→ **Material provided**
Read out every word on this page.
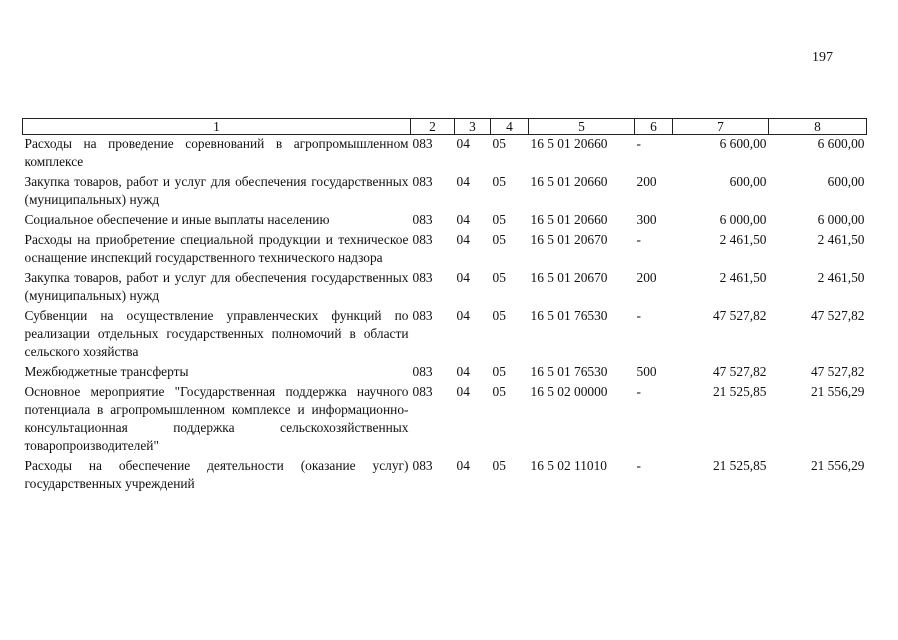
197
1	2	3	4	5	6	7	8
Расходы на проведение соревнований в агропромышленном комплексе	083	04	05	16 5 01 20660	-	6 600,00	6 600,00
Закупка товаров, работ и услуг для обеспечения государственных (муниципальных) нужд	083	04	05	16 5 01 20660	200	600,00	600,00
Социальное обеспечение и иные выплаты населению	083	04	05	16 5 01 20660	300	6 000,00	6 000,00
Расходы на приобретение специальной продукции и техническое оснащение инспекций государственного технического надзора	083	04	05	16 5 01 20670	-	2 461,50	2 461,50
Закупка товаров, работ и услуг для обеспечения государственных (муниципальных) нужд	083	04	05	16 5 01 20670	200	2 461,50	2 461,50
Субвенции на осуществление управленческих функций по реализации отдельных государственных полномочий в области сельского хозяйства	083	04	05	16 5 01 76530	-	47 527,82	47 527,82
Межбюджетные трансферты	083	04	05	16 5 01 76530	500	47 527,82	47 527,82
Основное мероприятие "Государственная поддержка научного потенциала в агропромышленном комплексе и информационно-консультационная поддержка сельскохозяйственных товаропроизводителей"	083	04	05	16 5 02 00000	-	21 525,85	21 556,29
Расходы на обеспечение деятельности (оказание услуг) государственных учреждений	083	04	05	16 5 02 11010	-	21 525,85	21 556,29
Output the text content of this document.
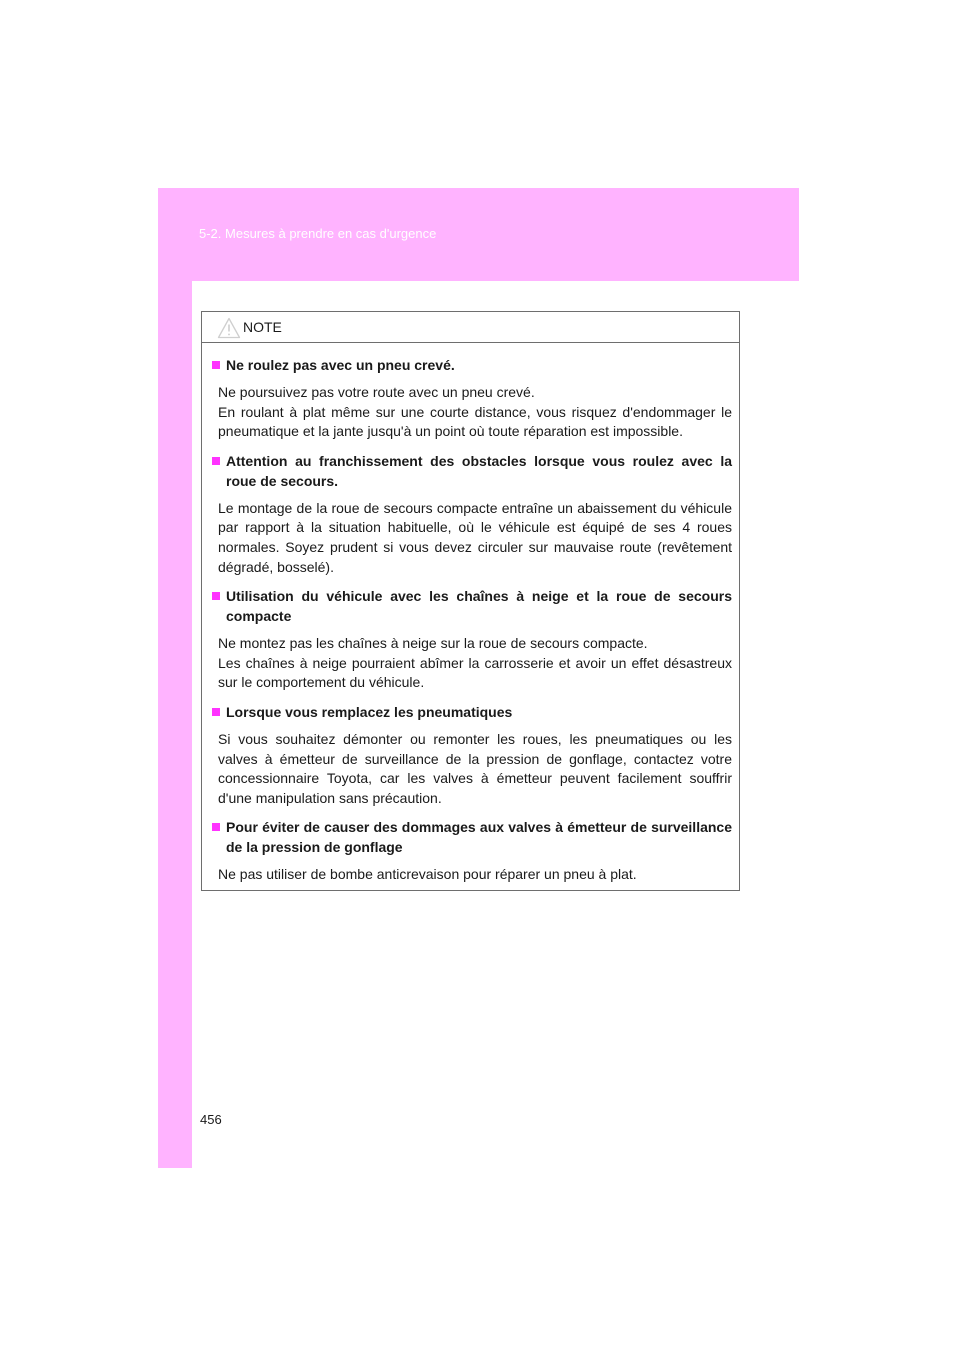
5-2. Mesures à prendre en cas d'urgence
NOTE
Ne roulez pas avec un pneu crevé.

Ne poursuivez pas votre route avec un pneu crevé.

En roulant à plat même sur une courte distance, vous risquez d'endommager le pneumatique et la jante jusqu'à un point où toute réparation est impossible.

Attention au franchissement des obstacles lorsque vous roulez avec la roue de secours.

Le montage de la roue de secours compacte entraîne un abaissement du véhicule par rapport à la situation habituelle, où le véhicule est équipé de ses 4 roues normales. Soyez prudent si vous devez circuler sur mauvaise route (revêtement dégradé, bosselé).

Utilisation du véhicule avec les chaînes à neige et la roue de secours compacte

Ne montez pas les chaînes à neige sur la roue de secours compacte.

Les chaînes à neige pourraient abîmer la carrosserie et avoir un effet désastreux sur le comportement du véhicule.

Lorsque vous remplacez les pneumatiques

Si vous souhaitez démonter ou remonter les roues, les pneumatiques ou les valves à émetteur de surveillance de la pression de gonflage, contactez votre concessionnaire Toyota, car les valves à émetteur peuvent facilement souffrir d'une manipulation sans précaution.

Pour éviter de causer des dommages aux valves à émetteur de surveillance de la pression de gonflage

Ne pas utiliser de bombe anticrevaison pour réparer un pneu à plat.

456
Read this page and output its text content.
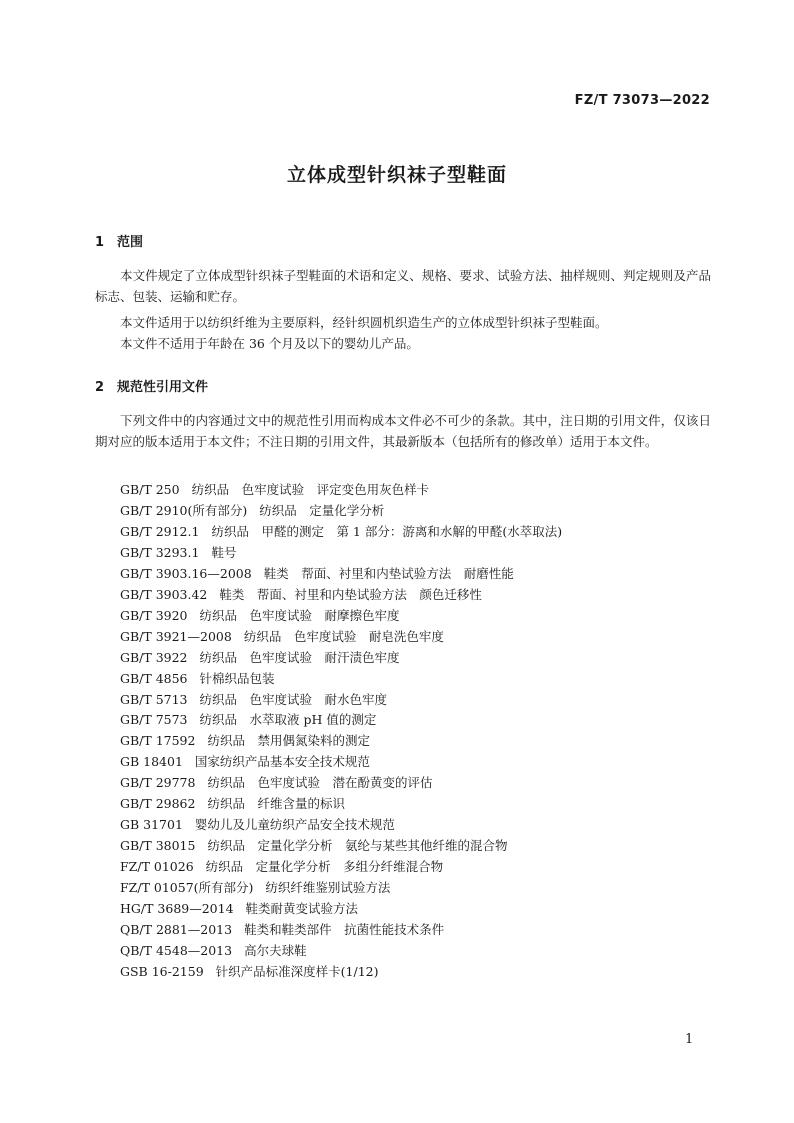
FZ/T 73073—2022
立体成型针织袜子型鞋面
1 范围

本文件规定了立体成型针织袜子型鞋面的术语和定义、规格、要求、试验方法、抽样规则、判定规则及产品标志、包装、运输和贮存。

本文件适用于以纺织纤维为主要原料，经针织圆机织造生产的立体成型针织袜子型鞋面。

本文件不适用于年龄在 36 个月及以下的婴幼儿产品。

2 规范性引用文件

下列文件中的内容通过文中的规范性引用而构成本文件必不可少的条款。其中，注日期的引用文件，仅该日期对应的版本适用于本文件；不注日期的引用文件，其最新版本（包括所有的修改单）适用于本文件。

GB/T 250 纺织品　色牢度试验　评定变色用灰色样卡
GB/T 2910(所有部分) 纺织品　定量化学分析
GB/T 2912.1 纺织品　甲醛的测定　第 1 部分：游离和水解的甲醛(水萃取法)
GB/T 3293.1 鞋号
GB/T 3903.16—2008 鞋类　帮面、衬里和内垫试验方法　耐磨性能
GB/T 3903.42 鞋类　帮面、衬里和内垫试验方法　颜色迁移性
GB/T 3920 纺织品　色牢度试验　耐摩擦色牢度
GB/T 3921—2008 纺织品　色牢度试验　耐皂洗色牢度
GB/T 3922 纺织品　色牢度试验　耐汗渍色牢度
GB/T 4856 针棉织品包装
GB/T 5713 纺织品　色牢度试验　耐水色牢度
GB/T 7573 纺织品　水萃取液 pH 值的测定
GB/T 17592 纺织品　禁用偶氮染料的测定
GB 18401 国家纺织产品基本安全技术规范
GB/T 29778 纺织品　色牢度试验　潜在酚黄变的评估
GB/T 29862 纺织品　纤维含量的标识
GB 31701 婴幼儿及儿童纺织产品安全技术规范
GB/T 38015 纺织品　定量化学分析　氨纶与某些其他纤维的混合物
FZ/T 01026 纺织品　定量化学分析　多组分纤维混合物
FZ/T 01057(所有部分) 纺织纤维鉴别试验方法
HG/T 3689—2014 鞋类耐黄变试验方法
QB/T 2881—2013 鞋类和鞋类部件　抗菌性能技术条件
QB/T 4548—2013 高尔夫球鞋
GSB 16-2159 针织产品标准深度样卡(1/12)
1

→ **Aim of the task**
Give every line above again exactly, with no pictures.

→ **Answer**
Read out every word on this page.
197
1	2	3	4	5	6	7	8
Расходы на проведение соревнований в агропромышленном комплексе	083	04	05	16 5 01 20660	-	6 600,00	6 600,00
Закупка товаров, работ и услуг для обеспечения государственных (муниципальных) нужд	083	04	05	16 5 01 20660	200	600,00	600,00
Социальное обеспечение и иные выплаты населению	083	04	05	16 5 01 20660	300	6 000,00	6 000,00
Расходы на приобретение специальной продукции и техническое оснащение инспекций государственного технического надзора	083	04	05	16 5 01 20670	-	2 461,50	2 461,50
Закупка товаров, работ и услуг для обеспечения государственных (муниципальных) нужд	083	04	05	16 5 01 20670	200	2 461,50	2 461,50
Субвенции на осуществление управленческих функций по реализации отдельных государственных полномочий в области сельского хозяйства	083	04	05	16 5 01 76530	-	47 527,82	47 527,82
Межбюджетные трансферты	083	04	05	16 5 01 76530	500	47 527,82	47 527,82
Основное мероприятие "Государственная поддержка научного потенциала в агропромышленном комплексе и информационно-консультационная поддержка сельскохозяйственных товаропроизводителей"	083	04	05	16 5 02 00000	-	21 525,85	21 556,29
Расходы на обеспечение деятельности (оказание услуг) государственных учреждений	083	04	05	16 5 02 11010	-	21 525,85	21 556,29
Output the text content of this document.
5-2. Mesures à prendre en cas d'urgence
NOTE
Ne roulez pas avec un pneu crevé.

Ne poursuivez pas votre route avec un pneu crevé.

En roulant à plat même sur une courte distance, vous risquez d'endommager le pneumatique et la jante jusqu'à un point où toute réparation est impossible.

Attention au franchissement des obstacles lorsque vous roulez avec la roue de secours.

Le montage de la roue de secours compacte entraîne un abaissement du véhicule par rapport à la situation habituelle, où le véhicule est équipé de ses 4 roues normales. Soyez prudent si vous devez circuler sur mauvaise route (revêtement dégradé, bosselé).

Utilisation du véhicule avec les chaînes à neige et la roue de secours compacte

Ne montez pas les chaînes à neige sur la roue de secours compacte.

Les chaînes à neige pourraient abîmer la carrosserie et avoir un effet désastreux sur le comportement du véhicule.

Lorsque vous remplacez les pneumatiques

Si vous souhaitez démonter ou remonter les roues, les pneumatiques ou les valves à émetteur de surveillance de la pression de gonflage, contactez votre concessionnaire Toyota, car les valves à émetteur peuvent facilement souffrir d'une manipulation sans précaution.

Pour éviter de causer des dommages aux valves à émetteur de surveillance de la pression de gonflage

Ne pas utiliser de bombe anticrevaison pour réparer un pneu à plat.

456
Read this page and output its text content.
FZ/T 73073—2022
立体成型针织袜子型鞋面
1 范围

本文件规定了立体成型针织袜子型鞋面的术语和定义、规格、要求、试验方法、抽样规则、判定规则及产品标志、包装、运输和贮存。

本文件适用于以纺织纤维为主要原料，经针织圆机织造生产的立体成型针织袜子型鞋面。

本文件不适用于年龄在 36 个月及以下的婴幼儿产品。

2 规范性引用文件

下列文件中的内容通过文中的规范性引用而构成本文件必不可少的条款。其中，注日期的引用文件，仅该日期对应的版本适用于本文件；不注日期的引用文件，其最新版本（包括所有的修改单）适用于本文件。

GB/T 250 纺织品　色牢度试验　评定变色用灰色样卡
GB/T 2910(所有部分) 纺织品　定量化学分析
GB/T 2912.1 纺织品　甲醛的测定　第 1 部分：游离和水解的甲醛(水萃取法)
GB/T 3293.1 鞋号
GB/T 3903.16—2008 鞋类　帮面、衬里和内垫试验方法　耐磨性能
GB/T 3903.42 鞋类　帮面、衬里和内垫试验方法　颜色迁移性
GB/T 3920 纺织品　色牢度试验　耐摩擦色牢度
GB/T 3921—2008 纺织品　色牢度试验　耐皂洗色牢度
GB/T 3922 纺织品　色牢度试验　耐汗渍色牢度
GB/T 4856 针棉织品包装
GB/T 5713 纺织品　色牢度试验　耐水色牢度
GB/T 7573 纺织品　水萃取液 pH 值的测定
GB/T 17592 纺织品　禁用偶氮染料的测定
GB 18401 国家纺织产品基本安全技术规范
GB/T 29778 纺织品　色牢度试验　潜在酚黄变的评估
GB/T 29862 纺织品　纤维含量的标识
GB 31701 婴幼儿及儿童纺织产品安全技术规范
GB/T 38015 纺织品　定量化学分析　氨纶与某些其他纤维的混合物
FZ/T 01026 纺织品　定量化学分析　多组分纤维混合物
FZ/T 01057(所有部分) 纺织纤维鉴别试验方法
HG/T 3689—2014 鞋类耐黄变试验方法
QB/T 2881—2013 鞋类和鞋类部件　抗菌性能技术条件
QB/T 4548—2013 高尔夫球鞋
GSB 16-2159 针织产品标准深度样卡(1/12)
1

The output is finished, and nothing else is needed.